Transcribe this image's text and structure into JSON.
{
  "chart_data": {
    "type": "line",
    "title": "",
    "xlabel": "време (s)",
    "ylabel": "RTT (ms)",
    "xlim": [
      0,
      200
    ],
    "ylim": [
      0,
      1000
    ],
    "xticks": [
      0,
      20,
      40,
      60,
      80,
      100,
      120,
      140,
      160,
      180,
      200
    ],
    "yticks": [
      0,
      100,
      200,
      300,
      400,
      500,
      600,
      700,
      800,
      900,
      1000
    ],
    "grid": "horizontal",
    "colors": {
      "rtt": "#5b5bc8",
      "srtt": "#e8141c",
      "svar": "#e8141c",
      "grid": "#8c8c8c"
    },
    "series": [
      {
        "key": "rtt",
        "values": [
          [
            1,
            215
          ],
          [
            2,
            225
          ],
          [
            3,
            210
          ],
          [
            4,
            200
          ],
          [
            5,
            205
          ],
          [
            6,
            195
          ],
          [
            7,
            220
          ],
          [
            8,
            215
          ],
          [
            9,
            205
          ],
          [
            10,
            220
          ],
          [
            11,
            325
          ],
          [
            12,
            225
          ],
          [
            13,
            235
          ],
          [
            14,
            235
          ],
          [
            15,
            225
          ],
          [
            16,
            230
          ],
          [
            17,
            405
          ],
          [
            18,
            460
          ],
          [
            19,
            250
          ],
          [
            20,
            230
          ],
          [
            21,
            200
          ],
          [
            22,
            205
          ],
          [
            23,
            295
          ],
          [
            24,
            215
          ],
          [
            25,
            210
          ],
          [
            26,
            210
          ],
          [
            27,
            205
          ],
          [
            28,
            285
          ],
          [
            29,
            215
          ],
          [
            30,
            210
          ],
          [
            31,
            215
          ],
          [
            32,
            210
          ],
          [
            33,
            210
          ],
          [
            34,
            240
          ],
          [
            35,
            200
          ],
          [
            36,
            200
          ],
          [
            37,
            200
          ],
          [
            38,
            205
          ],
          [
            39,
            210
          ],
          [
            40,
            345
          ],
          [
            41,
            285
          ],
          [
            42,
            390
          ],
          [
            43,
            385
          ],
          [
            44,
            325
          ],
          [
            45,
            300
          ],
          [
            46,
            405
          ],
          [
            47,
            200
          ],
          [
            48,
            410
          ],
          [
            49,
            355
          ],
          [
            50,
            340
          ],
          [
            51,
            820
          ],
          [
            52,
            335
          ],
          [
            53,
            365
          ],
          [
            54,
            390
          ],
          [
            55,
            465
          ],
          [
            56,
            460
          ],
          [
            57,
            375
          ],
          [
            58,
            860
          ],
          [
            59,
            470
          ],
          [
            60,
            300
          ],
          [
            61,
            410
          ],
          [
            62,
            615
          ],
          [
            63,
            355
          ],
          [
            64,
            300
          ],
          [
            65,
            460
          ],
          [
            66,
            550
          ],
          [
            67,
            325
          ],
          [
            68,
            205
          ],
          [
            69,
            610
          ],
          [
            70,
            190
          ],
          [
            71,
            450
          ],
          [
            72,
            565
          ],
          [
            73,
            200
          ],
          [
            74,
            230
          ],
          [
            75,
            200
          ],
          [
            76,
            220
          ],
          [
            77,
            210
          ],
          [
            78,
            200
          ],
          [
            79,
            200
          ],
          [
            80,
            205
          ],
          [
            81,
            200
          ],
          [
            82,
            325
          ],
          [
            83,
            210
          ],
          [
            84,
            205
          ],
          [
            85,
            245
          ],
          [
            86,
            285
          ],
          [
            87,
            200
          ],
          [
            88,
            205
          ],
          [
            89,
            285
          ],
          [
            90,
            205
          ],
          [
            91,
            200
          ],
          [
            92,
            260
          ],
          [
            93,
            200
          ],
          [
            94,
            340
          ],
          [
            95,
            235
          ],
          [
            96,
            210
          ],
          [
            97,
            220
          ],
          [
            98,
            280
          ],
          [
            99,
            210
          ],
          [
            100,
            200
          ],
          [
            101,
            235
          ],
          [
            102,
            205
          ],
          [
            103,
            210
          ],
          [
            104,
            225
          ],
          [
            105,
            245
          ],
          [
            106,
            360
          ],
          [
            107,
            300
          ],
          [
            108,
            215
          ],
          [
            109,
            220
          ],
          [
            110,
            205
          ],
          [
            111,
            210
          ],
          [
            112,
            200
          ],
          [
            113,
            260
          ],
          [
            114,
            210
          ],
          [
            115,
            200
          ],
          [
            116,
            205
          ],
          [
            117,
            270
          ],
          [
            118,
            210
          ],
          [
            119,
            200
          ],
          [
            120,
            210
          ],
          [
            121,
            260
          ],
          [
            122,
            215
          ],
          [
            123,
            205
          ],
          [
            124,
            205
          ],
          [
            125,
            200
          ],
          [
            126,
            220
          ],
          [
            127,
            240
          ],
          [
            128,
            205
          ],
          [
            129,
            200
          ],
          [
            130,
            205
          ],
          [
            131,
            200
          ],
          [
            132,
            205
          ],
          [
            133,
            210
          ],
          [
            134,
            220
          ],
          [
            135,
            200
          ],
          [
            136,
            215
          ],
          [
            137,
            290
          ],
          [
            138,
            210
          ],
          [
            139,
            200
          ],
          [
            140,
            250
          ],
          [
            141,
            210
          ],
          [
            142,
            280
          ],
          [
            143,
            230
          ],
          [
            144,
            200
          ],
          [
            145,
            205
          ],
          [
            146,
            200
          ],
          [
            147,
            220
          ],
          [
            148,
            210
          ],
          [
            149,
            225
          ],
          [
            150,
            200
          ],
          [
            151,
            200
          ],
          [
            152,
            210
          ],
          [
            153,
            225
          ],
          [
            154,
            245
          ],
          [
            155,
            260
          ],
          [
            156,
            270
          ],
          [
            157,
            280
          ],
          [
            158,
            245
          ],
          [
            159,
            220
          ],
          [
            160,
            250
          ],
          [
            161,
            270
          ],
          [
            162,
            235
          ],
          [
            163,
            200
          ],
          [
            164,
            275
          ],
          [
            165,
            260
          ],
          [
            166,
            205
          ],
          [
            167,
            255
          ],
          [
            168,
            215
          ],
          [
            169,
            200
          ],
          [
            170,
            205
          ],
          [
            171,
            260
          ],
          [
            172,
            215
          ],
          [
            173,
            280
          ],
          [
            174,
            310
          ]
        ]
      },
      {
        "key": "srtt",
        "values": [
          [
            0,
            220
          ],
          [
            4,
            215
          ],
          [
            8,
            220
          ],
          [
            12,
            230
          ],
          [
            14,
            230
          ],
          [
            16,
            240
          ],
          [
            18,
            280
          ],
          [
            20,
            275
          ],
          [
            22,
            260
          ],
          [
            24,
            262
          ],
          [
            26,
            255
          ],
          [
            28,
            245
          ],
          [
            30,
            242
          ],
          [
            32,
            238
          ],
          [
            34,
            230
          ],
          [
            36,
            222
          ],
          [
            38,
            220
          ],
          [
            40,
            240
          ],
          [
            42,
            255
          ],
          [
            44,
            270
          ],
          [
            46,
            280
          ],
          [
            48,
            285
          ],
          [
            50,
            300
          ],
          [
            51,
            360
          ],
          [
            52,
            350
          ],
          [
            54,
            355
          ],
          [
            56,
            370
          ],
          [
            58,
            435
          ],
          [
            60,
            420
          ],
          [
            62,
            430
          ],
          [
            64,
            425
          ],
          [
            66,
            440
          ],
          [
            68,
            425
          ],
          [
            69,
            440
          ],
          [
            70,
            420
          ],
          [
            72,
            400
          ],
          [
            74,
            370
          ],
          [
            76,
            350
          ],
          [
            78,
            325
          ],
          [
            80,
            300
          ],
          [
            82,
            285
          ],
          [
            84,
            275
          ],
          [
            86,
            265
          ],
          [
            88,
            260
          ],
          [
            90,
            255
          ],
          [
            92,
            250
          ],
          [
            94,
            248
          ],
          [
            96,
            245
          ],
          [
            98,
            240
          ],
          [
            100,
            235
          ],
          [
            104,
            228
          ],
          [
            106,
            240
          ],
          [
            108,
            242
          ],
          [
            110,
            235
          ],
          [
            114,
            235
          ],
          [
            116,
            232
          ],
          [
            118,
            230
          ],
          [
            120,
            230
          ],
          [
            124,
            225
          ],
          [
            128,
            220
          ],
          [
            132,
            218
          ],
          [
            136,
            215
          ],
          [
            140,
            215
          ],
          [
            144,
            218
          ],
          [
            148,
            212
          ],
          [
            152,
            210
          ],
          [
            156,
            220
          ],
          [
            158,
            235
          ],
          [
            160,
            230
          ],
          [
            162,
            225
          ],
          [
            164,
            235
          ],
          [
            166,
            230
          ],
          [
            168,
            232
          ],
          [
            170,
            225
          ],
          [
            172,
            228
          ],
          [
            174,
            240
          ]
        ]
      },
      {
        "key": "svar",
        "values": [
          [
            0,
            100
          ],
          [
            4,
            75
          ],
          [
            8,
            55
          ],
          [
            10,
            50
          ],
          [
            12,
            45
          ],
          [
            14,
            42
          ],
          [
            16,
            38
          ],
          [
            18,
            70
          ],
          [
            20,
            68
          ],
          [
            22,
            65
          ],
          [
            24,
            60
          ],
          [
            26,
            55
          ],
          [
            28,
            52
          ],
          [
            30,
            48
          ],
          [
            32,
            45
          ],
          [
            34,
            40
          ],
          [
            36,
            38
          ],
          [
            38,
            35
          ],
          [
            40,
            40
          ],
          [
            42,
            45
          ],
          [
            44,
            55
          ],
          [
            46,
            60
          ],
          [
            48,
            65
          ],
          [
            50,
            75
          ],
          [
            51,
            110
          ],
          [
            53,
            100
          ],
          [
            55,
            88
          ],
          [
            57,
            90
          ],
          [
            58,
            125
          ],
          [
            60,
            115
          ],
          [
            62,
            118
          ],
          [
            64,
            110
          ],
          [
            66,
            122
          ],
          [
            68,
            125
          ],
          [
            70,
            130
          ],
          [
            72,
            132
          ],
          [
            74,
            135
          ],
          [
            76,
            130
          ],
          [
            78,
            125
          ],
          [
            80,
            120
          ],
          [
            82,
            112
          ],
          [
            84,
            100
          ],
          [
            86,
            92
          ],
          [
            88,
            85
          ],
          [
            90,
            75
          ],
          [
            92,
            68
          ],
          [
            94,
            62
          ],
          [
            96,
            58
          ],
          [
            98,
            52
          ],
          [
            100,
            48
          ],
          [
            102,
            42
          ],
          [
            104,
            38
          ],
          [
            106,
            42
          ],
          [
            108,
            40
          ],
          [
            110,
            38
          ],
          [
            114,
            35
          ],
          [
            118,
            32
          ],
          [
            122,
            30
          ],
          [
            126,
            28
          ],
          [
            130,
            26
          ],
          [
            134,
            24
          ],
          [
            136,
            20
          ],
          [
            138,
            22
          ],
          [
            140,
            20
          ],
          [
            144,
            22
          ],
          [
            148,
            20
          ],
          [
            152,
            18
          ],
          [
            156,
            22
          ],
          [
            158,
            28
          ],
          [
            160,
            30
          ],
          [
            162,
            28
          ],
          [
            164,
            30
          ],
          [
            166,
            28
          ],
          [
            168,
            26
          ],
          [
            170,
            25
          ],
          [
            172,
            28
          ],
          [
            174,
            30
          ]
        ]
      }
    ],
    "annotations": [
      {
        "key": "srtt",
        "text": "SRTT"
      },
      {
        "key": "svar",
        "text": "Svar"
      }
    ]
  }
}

= = =

-- Problem requirements --
Give solely the number of lines in the data that contain the string "text".

-- Solution for this exercise --
3